#### Short exercise
Copy out all the entries word for word.

──────────

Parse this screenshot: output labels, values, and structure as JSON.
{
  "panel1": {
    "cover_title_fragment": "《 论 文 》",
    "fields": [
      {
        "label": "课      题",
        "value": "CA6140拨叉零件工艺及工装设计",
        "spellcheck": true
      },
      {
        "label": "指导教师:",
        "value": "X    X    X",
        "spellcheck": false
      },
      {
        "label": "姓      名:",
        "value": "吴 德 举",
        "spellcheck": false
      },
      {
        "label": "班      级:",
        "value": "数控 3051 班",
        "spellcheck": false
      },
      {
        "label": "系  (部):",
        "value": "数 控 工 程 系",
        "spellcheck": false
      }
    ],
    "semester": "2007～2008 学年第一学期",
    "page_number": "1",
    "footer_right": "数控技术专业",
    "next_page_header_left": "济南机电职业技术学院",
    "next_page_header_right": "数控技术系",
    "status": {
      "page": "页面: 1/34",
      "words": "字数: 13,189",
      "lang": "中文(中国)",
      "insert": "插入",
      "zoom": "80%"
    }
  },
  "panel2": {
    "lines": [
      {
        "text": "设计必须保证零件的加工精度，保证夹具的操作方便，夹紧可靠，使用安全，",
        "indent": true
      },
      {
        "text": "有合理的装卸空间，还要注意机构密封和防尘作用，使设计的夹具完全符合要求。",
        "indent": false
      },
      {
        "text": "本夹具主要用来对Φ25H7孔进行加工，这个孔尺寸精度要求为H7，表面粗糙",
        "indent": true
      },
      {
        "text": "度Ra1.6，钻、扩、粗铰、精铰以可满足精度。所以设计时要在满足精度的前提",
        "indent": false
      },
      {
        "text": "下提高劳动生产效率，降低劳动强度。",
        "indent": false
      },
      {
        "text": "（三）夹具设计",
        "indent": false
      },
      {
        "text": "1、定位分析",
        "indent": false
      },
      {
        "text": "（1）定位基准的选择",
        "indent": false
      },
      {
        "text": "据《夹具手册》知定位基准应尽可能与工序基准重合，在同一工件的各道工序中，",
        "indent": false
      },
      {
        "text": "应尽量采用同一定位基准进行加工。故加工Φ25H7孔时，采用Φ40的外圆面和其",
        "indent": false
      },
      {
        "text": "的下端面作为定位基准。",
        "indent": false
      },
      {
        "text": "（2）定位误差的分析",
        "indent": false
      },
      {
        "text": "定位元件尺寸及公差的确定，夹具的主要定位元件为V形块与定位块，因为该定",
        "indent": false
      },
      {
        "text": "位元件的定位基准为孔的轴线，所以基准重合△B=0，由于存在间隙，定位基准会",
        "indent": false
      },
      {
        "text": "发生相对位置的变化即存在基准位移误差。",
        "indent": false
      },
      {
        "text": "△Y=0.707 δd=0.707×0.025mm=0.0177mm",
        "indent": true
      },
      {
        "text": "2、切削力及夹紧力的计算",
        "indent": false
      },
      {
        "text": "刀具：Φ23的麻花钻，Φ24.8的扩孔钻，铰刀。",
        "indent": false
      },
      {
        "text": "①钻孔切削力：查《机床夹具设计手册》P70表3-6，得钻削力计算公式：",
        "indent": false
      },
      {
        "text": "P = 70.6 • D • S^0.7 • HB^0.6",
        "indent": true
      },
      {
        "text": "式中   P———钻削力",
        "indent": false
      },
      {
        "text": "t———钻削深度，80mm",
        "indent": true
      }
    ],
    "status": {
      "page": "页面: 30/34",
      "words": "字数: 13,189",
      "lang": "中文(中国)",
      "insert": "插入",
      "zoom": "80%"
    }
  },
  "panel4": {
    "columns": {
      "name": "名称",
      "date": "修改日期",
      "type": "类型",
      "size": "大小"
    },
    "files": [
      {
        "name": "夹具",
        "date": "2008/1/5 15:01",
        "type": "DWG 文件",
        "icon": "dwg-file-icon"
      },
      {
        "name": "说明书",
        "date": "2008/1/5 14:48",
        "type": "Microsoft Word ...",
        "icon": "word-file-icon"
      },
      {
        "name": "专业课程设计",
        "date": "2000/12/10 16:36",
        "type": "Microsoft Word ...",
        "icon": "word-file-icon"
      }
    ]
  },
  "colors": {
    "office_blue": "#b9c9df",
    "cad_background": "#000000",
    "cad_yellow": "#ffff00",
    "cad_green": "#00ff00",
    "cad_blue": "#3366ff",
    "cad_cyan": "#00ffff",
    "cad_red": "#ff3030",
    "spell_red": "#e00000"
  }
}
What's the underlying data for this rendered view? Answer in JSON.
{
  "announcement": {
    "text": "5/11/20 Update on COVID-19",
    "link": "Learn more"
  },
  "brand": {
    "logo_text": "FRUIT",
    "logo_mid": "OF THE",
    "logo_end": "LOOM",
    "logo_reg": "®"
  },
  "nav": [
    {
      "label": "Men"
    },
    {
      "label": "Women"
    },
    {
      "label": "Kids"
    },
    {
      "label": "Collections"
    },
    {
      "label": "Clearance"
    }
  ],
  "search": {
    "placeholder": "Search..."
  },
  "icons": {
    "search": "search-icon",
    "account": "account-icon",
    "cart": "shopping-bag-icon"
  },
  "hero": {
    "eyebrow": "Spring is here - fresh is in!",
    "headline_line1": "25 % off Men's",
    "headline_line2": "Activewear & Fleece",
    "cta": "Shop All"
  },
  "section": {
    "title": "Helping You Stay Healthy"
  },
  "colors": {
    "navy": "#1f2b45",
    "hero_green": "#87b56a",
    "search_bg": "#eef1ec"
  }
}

──────────

#### Solution below
Parse this screenshot: output labels, values, and structure as JSON.
{
  "panel1": {
    "cover_title_fragment": "《 论 文 》",
    "fields": [
      {
        "label": "课      题",
        "value": "CA6140拨叉零件工艺及工装设计",
        "spellcheck": true
      },
      {
        "label": "指导教师:",
        "value": "X    X    X",
        "spellcheck": false
      },
      {
        "label": "姓      名:",
        "value": "吴 德 举",
        "spellcheck": false
      },
      {
        "label": "班      级:",
        "value": "数控 3051 班",
        "spellcheck": false
      },
      {
        "label": "系  (部):",
        "value": "数 控 工 程 系",
        "spellcheck": false
      }
    ],
    "semester": "2007～2008 学年第一学期",
    "page_number": "1",
    "footer_right": "数控技术专业",
    "next_page_header_left": "济南机电职业技术学院",
    "next_page_header_right": "数控技术系",
    "status": {
      "page": "页面: 1/34",
      "words": "字数: 13,189",
      "lang": "中文(中国)",
      "insert": "插入",
      "zoom": "80%"
    }
  },
  "panel2": {
    "lines": [
      {
        "text": "设计必须保证零件的加工精度，保证夹具的操作方便，夹紧可靠，使用安全，",
        "indent": true
      },
      {
        "text": "有合理的装卸空间，还要注意机构密封和防尘作用，使设计的夹具完全符合要求。",
        "indent": false
      },
      {
        "text": "本夹具主要用来对Φ25H7孔进行加工，这个孔尺寸精度要求为H7，表面粗糙",
        "indent": true
      },
      {
        "text": "度Ra1.6，钻、扩、粗铰、精铰以可满足精度。所以设计时要在满足精度的前提",
        "indent": false
      },
      {
        "text": "下提高劳动生产效率，降低劳动强度。",
        "indent": false
      },
      {
        "text": "（三）夹具设计",
        "indent": false
      },
      {
        "text": "1、定位分析",
        "indent": false
      },
      {
        "text": "（1）定位基准的选择",
        "indent": false
      },
      {
        "text": "据《夹具手册》知定位基准应尽可能与工序基准重合，在同一工件的各道工序中，",
        "indent": false
      },
      {
        "text": "应尽量采用同一定位基准进行加工。故加工Φ25H7孔时，采用Φ40的外圆面和其",
        "indent": false
      },
      {
        "text": "的下端面作为定位基准。",
        "indent": false
      },
      {
        "text": "（2）定位误差的分析",
        "indent": false
      },
      {
        "text": "定位元件尺寸及公差的确定，夹具的主要定位元件为V形块与定位块，因为该定",
        "indent": false
      },
      {
        "text": "位元件的定位基准为孔的轴线，所以基准重合△B=0，由于存在间隙，定位基准会",
        "indent": false
      },
      {
        "text": "发生相对位置的变化即存在基准位移误差。",
        "indent": false
      },
      {
        "text": "△Y=0.707 δd=0.707×0.025mm=0.0177mm",
        "indent": true
      },
      {
        "text": "2、切削力及夹紧力的计算",
        "indent": false
      },
      {
        "text": "刀具：Φ23的麻花钻，Φ24.8的扩孔钻，铰刀。",
        "indent": false
      },
      {
        "text": "①钻孔切削力：查《机床夹具设计手册》P70表3-6，得钻削力计算公式：",
        "indent": false
      },
      {
        "text": "P = 70.6 • D • S^0.7 • HB^0.6",
        "indent": true
      },
      {
        "text": "式中   P———钻削力",
        "indent": false
      },
      {
        "text": "t———钻削深度，80mm",
        "indent": true
      }
    ],
    "status": {
      "page": "页面: 30/34",
      "words": "字数: 13,189",
      "lang": "中文(中国)",
      "insert": "插入",
      "zoom": "80%"
    }
  },
  "panel4": {
    "columns": {
      "name": "名称",
      "date": "修改日期",
      "type": "类型",
      "size": "大小"
    },
    "files": [
      {
        "name": "夹具",
        "date": "2008/1/5 15:01",
        "type": "DWG 文件",
        "icon": "dwg-file-icon"
      },
      {
        "name": "说明书",
        "date": "2008/1/5 14:48",
        "type": "Microsoft Word ...",
        "icon": "word-file-icon"
      },
      {
        "name": "专业课程设计",
        "date": "2000/12/10 16:36",
        "type": "Microsoft Word ...",
        "icon": "word-file-icon"
      }
    ]
  },
  "colors": {
    "office_blue": "#b9c9df",
    "cad_background": "#000000",
    "cad_yellow": "#ffff00",
    "cad_green": "#00ff00",
    "cad_blue": "#3366ff",
    "cad_cyan": "#00ffff",
    "cad_red": "#ff3030",
    "spell_red": "#e00000"
  }
}
What's the underlying data for this rendered view? Answer in JSON.
{
  "announcement": {
    "text": "5/11/20 Update on COVID-19",
    "link": "Learn more"
  },
  "brand": {
    "logo_text": "FRUIT",
    "logo_mid": "OF THE",
    "logo_end": "LOOM",
    "logo_reg": "®"
  },
  "nav": [
    {
      "label": "Men"
    },
    {
      "label": "Women"
    },
    {
      "label": "Kids"
    },
    {
      "label": "Collections"
    },
    {
      "label": "Clearance"
    }
  ],
  "search": {
    "placeholder": "Search..."
  },
  "icons": {
    "search": "search-icon",
    "account": "account-icon",
    "cart": "shopping-bag-icon"
  },
  "hero": {
    "eyebrow": "Spring is here - fresh is in!",
    "headline_line1": "25 % off Men's",
    "headline_line2": "Activewear & Fleece",
    "cta": "Shop All"
  },
  "section": {
    "title": "Helping You Stay Healthy"
  },
  "colors": {
    "navy": "#1f2b45",
    "hero_green": "#87b56a",
    "search_bg": "#eef1ec"
  }
}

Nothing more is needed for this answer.